## Saved entries
— START —

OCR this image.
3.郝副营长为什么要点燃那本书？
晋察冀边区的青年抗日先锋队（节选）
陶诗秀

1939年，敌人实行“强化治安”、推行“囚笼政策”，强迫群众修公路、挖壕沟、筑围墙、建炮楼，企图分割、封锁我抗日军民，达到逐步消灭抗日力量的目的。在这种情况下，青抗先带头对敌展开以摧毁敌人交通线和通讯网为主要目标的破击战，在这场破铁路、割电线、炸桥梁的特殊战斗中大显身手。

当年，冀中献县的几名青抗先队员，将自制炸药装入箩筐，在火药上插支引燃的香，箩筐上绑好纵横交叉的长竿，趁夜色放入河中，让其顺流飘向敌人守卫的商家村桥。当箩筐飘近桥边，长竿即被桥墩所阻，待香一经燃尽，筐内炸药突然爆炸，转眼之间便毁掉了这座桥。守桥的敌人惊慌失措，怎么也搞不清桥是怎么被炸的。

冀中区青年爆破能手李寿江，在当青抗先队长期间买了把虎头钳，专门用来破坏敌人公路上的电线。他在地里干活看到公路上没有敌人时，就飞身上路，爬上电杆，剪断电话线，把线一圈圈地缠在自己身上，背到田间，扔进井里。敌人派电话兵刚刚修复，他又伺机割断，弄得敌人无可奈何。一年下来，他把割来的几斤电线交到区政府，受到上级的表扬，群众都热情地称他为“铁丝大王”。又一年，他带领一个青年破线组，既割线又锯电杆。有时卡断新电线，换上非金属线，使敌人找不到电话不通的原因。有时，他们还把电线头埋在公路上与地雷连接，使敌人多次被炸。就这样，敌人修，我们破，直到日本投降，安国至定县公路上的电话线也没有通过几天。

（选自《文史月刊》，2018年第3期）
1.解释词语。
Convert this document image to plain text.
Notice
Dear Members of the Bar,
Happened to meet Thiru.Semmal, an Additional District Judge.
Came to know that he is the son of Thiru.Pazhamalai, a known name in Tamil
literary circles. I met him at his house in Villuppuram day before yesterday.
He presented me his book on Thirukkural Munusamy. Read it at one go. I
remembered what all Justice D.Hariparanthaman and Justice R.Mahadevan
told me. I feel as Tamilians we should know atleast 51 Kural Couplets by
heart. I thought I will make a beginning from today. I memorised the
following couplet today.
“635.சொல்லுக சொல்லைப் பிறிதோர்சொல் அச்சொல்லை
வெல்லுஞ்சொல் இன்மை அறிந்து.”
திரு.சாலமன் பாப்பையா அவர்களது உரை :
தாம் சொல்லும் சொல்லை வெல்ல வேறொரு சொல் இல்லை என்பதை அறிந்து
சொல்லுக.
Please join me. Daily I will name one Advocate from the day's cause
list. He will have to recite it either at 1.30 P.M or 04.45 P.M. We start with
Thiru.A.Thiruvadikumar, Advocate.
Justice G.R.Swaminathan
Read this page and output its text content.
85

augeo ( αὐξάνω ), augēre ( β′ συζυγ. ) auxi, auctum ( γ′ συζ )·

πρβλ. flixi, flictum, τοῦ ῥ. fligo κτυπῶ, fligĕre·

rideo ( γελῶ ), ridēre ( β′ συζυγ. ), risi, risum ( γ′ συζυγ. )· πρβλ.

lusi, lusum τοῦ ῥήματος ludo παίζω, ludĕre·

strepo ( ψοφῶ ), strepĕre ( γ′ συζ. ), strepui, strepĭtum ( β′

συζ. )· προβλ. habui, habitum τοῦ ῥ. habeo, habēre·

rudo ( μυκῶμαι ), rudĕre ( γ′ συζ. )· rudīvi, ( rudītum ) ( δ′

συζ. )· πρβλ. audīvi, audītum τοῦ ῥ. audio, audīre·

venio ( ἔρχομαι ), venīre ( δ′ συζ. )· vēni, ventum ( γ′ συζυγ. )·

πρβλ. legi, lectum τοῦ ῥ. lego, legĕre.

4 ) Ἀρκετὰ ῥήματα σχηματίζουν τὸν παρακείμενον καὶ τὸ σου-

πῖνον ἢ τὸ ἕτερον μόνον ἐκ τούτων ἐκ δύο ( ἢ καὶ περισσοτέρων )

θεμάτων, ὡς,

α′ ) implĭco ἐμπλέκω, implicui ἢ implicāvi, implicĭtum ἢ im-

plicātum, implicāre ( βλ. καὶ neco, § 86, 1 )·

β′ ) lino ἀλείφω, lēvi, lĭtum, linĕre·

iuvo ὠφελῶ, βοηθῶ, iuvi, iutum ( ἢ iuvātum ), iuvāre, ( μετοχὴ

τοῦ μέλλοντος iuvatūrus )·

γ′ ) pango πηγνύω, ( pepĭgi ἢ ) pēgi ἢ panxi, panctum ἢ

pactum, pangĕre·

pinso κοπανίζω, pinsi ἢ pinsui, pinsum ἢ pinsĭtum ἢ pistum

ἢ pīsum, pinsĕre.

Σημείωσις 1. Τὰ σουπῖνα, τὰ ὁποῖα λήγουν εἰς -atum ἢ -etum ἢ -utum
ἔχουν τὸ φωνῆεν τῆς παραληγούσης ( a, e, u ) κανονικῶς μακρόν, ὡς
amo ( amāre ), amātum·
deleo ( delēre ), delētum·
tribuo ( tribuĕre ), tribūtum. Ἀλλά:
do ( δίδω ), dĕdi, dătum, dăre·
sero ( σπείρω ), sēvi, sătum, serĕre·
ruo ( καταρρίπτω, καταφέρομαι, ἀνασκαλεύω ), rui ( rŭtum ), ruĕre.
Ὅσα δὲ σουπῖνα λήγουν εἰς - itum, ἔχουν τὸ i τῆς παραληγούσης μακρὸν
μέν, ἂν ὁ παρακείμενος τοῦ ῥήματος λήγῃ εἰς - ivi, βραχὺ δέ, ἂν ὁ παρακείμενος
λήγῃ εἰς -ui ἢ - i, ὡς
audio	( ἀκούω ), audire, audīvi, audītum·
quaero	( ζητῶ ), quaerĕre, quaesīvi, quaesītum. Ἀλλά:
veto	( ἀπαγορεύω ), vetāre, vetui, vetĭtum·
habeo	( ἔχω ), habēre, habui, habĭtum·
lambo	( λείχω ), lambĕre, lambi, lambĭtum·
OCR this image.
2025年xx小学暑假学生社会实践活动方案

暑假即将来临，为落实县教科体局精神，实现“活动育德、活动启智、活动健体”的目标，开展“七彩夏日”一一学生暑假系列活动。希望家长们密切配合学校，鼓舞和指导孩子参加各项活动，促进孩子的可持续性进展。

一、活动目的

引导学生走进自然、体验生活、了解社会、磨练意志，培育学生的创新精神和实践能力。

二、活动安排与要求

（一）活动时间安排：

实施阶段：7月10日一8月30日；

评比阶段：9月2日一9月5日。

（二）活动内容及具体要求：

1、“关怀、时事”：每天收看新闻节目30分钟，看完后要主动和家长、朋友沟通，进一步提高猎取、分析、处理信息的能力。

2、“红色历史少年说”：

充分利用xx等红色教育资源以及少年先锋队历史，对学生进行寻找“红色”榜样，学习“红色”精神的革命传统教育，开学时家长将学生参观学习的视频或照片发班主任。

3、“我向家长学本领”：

— END —

## What is required
Take every line that includes the string "audītum" and copy it.

## Task answer
συζ. )· πρβλ. audīvi, audītum τοῦ ῥ. audio, audīre·
audio	( ἀκούω ), audire, audīvi, audītum·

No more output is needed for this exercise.